Text block =
--- Begin ---

No we can't.
They do not specify what configuration each of them were going for. All we can see is that the end result was a reusable falcon heavy. Where they considering a reusable falcon 9 or an expendable one?
As their satellite is well within the capabilities of an expendable Falcon 9, it seems they were comparing it to a reusable Falcon 9 (which would have put it into a lower energy GTO), as if they had already chosen to go with a reusable rocket, and just need to pick which one.
I do know it was at a very high inclination, so not so sure if it was F9 disposable capable.
There is more to orbits than reaching the reference orbits!
They talk about giving the sat multiple years of additional life, meaning orbital insertion from the second stage was very important for them.
And did you notice who was building it?
Airbus, which you claim has been building its own satellites for decades.
Airbus HAS been building its own sats for years. It does not mean they cant import parts. Here they did possibly because they thought the imported parts wont have spy software on.
But now UAE can build their own sats. They still need to import some components, because very few countries make certain things. For eg, Solar for Germany, computers from Taiwan ext. The US also imports parts, does this mean they cant build sats?
"Parts" does not make a satellite. Otherwise no country can make a sat according to your definition. Even US spy sats need components imported from other countries.
Government contracts.
Income for Starlink.
You literally provided another source of income below your claim.
Lets go over this again.
You say that reuse is cheaper because they are subsidizing their re-use launches with other things. This means they need at least $17m dollars extra from somewhere else per launch, or about $2-3B spare change somewhere.
We know its not investor money because they dont have all that much relative to how much they are developing.
Its not starlink, because they only have about 300 000 customers at $100 each right now, while selling user terminals for less than it costs to make. All of their customers income a month barely pays for one launch.
All their Gov contracts are substantially cheaper than the ULA or Boeing alternative, so they are already undercutting there, plus they still need to actually deliver on these services, its not free money.
So where are they getting this $2 - 3 billion?
Really?
It has a proven capacity of 180 kg, and an initial claim of 600 kg, which was later reduced to 420 kg.
That sure sounds like quite a lot less than the various rockets we have been discussing.
It had very few launches, and SpaceX even admitted "We could not make Falcon 1 work as a business."
So not really anything to brag about.
That was before the merlin saw any upgrades, so it could probably reach its 600kg.
Electron, the rocket that launched the Capstone mission mentioned earlier only has a LEO capacity of about 300kg.
Vega, Soyuz and PSLV are closer to launch mass to Falcon 1 than Falcon 9.
I agree, F1 is not impressive, yet its closer to a lot of the commercial alternatives than F9.
If they actually developed crossfeed, you would have a point.
Instead, what you have now are 3 boosters, strapped together, with nose cones on 2 of them and the second stage on the core one.
The change to the launch profile is the core booster has a more complex profile where it is initially at full thrust, then throttles down until booster separation.
So not really all that complex.
Compare that to the SLS, which while using components of the reusable boosters from the shuttle, is still redesigning them into 5 segment boosters instead of the 4 segment boosters the shuttle had, It is using a similar but still different fuel tank to the shuttle, with a configuration entirely different from the shuttle, where now fuel needs to be fed to the bottom of the stage to the engines mounted there instead of flowing fuel into the shuttle to go to its engines, with obvious differences in where the engines are mounted, and it has a second stage where the shuttle was effectively a single stage with boosters.

--- End ---

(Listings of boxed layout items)

--- Begin ---

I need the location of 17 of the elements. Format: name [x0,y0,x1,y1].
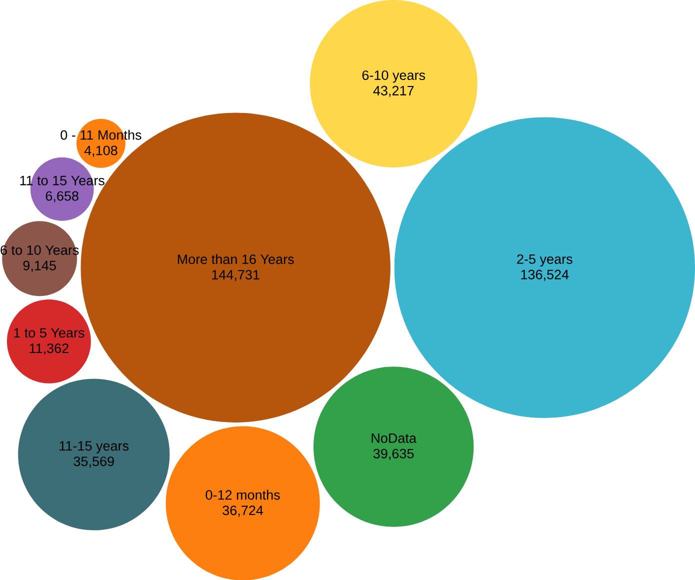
data-label: 11,362 [30,343,68,355]
category-label: More than 16 Years [178,254,294,264]
category-label: 6-10 years [362,70,426,83]
category-label: NoData [372,433,416,443]
data-label: 6,658 [46,191,78,202]
data-label: 35,569 [74,456,114,468]
data-label: 144,731 [212,270,260,281]
data-label: 4,108 [84,146,118,157]
category-label: 0-12 months [206,490,280,500]
category-label: 1 to 5 Years [14,328,84,338]
data-label: 136,524 [521,270,569,281]
data-label: 39,635 [373,448,414,460]
category-label: 2-5 years [517,254,572,266]
category-label: 11-15 years [60,441,129,454]
data-label: 43,217 [373,86,414,97]
data-label: 9,145 [23,260,56,272]
data-label: 36,724 [222,505,264,517]
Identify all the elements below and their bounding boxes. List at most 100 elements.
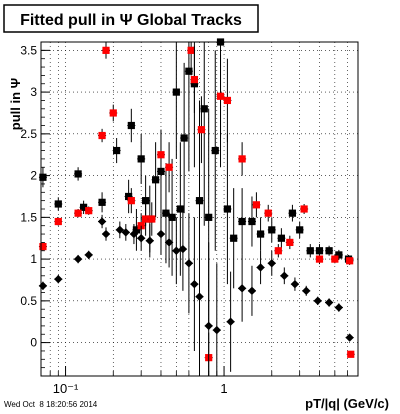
data-point xyxy=(127,197,135,205)
data-point xyxy=(127,121,135,130)
x-axis-label: pT/|q| (GeV/c) xyxy=(305,396,389,411)
data-point xyxy=(256,263,265,272)
data-point xyxy=(346,257,354,265)
data-point xyxy=(168,213,176,221)
data-point xyxy=(54,200,62,208)
data-point xyxy=(324,298,334,307)
data-point xyxy=(211,146,219,155)
data-point xyxy=(172,88,180,96)
data-point xyxy=(247,286,257,296)
data-point xyxy=(286,238,294,246)
title-frame xyxy=(3,4,259,33)
data-point xyxy=(306,247,314,255)
data-point xyxy=(212,325,221,335)
data-point xyxy=(296,226,304,234)
y-tick-label: 2.5 xyxy=(20,127,37,141)
data-point xyxy=(345,333,354,342)
data-point xyxy=(80,203,88,211)
data-point xyxy=(300,205,308,213)
data-point xyxy=(223,205,232,213)
data-point xyxy=(129,229,139,239)
data-point xyxy=(197,126,206,134)
data-point xyxy=(54,274,63,284)
data-point xyxy=(109,109,117,117)
data-point xyxy=(157,151,165,159)
data-point xyxy=(195,292,204,301)
data-point xyxy=(184,259,194,268)
data-point xyxy=(315,247,324,255)
data-point xyxy=(172,246,181,255)
data-point xyxy=(204,321,213,331)
data-point xyxy=(84,250,93,260)
chart-title: Fitted pull in Ψ Global Tracks xyxy=(20,12,242,29)
data-point xyxy=(180,134,188,142)
data-point xyxy=(288,209,297,217)
title-box: Fitted pull in Ψ Global Tracks xyxy=(3,4,259,33)
data-point xyxy=(226,317,235,326)
data-point xyxy=(142,215,150,223)
data-point xyxy=(178,244,188,254)
y-tick-label: 1 xyxy=(30,252,37,266)
y-tick-label: 3 xyxy=(30,85,37,99)
y-tick-label: 2 xyxy=(30,169,37,183)
data-point xyxy=(142,197,150,205)
data-point xyxy=(335,251,343,259)
series-2 xyxy=(38,207,354,376)
data-point xyxy=(313,296,322,306)
data-point xyxy=(102,46,110,54)
data-point xyxy=(347,350,355,358)
data-point xyxy=(39,242,47,251)
data-points xyxy=(38,38,355,376)
data-point xyxy=(164,238,174,247)
data-point xyxy=(238,155,246,163)
data-point xyxy=(268,226,276,234)
data-point xyxy=(39,173,47,181)
axis-ticks: 0 0.5 1 1.5 2 2.5 3 3.5 10⁻¹ 1 xyxy=(20,41,359,396)
data-point xyxy=(325,247,333,255)
data-point xyxy=(125,192,133,201)
data-point xyxy=(97,217,107,226)
data-point xyxy=(115,225,125,235)
y-axis-label: pull in Ψ xyxy=(8,78,23,130)
y-tick-label: 1.5 xyxy=(20,210,37,224)
data-point xyxy=(267,259,276,268)
data-point xyxy=(256,230,265,238)
data-point xyxy=(74,209,82,217)
data-point xyxy=(185,67,193,75)
data-point xyxy=(264,209,272,217)
data-point xyxy=(331,255,339,263)
data-point xyxy=(205,213,213,221)
data-point xyxy=(290,279,300,289)
data-point xyxy=(162,209,170,217)
data-point xyxy=(137,155,145,163)
data-point xyxy=(280,271,289,280)
data-point xyxy=(195,197,204,205)
grid xyxy=(40,42,359,376)
data-point xyxy=(145,236,154,245)
data-point xyxy=(73,254,83,264)
data-point xyxy=(101,229,111,239)
x-tick-label: 1 xyxy=(220,381,227,396)
data-point xyxy=(165,163,173,171)
data-point xyxy=(98,131,106,140)
data-point xyxy=(190,75,198,84)
data-point xyxy=(187,46,195,54)
data-point xyxy=(216,92,225,100)
data-point xyxy=(74,170,82,178)
data-point xyxy=(85,207,93,215)
data-point xyxy=(148,215,156,223)
data-point xyxy=(152,176,160,184)
data-point xyxy=(223,96,232,105)
data-point xyxy=(248,217,256,226)
data-point xyxy=(121,228,131,237)
data-point xyxy=(252,201,261,209)
data-point xyxy=(156,229,166,239)
y-tick-label: 3.5 xyxy=(20,43,37,57)
data-point xyxy=(237,284,247,293)
data-point xyxy=(334,303,344,312)
data-point xyxy=(136,234,146,243)
data-point xyxy=(132,226,141,234)
data-point xyxy=(274,247,282,255)
data-point xyxy=(200,105,208,113)
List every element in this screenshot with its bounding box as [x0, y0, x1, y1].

--- End ---

Problems and tasks =
1. Answer these questions from the rocket discussion:
(a) What proven capacity does it give for Falcon 1?
(b) What LEO capacity does it give for Electron?
(c) About how many Starlink customers does it say there are right now?
2. Translate this sentence from the rocket discussion into French: "Airbus HAS been building its own sats for years."
3. Please update the rocket discussion by writing out everything from "They talk about" down to "cant build sats?" again, with "Airbus" changed to "the builder".

Solutions by task =
1.
(a) 180 kg
(b) About 300kg
(c) About 300 000

2. Airbus construit bel et bien ses propres satellites depuis des années.

3.
They talk about giving the sat multiple years of additional life, meaning orbital insertion from the second stage was very important for them.
And did you notice who was building it?
the builder, which you claim has been building its own satellites for decades.
the builder HAS been building its own sats for years. It does not mean they cant import parts. Here they did possibly because they thought the imported parts wont have spy software on.
But now UAE can build their own sats. They still need to import some components, because very few countries make certain things. For eg, Solar for Germany, computers from Taiwan ext. The US also imports parts, does this mean they cant build sats?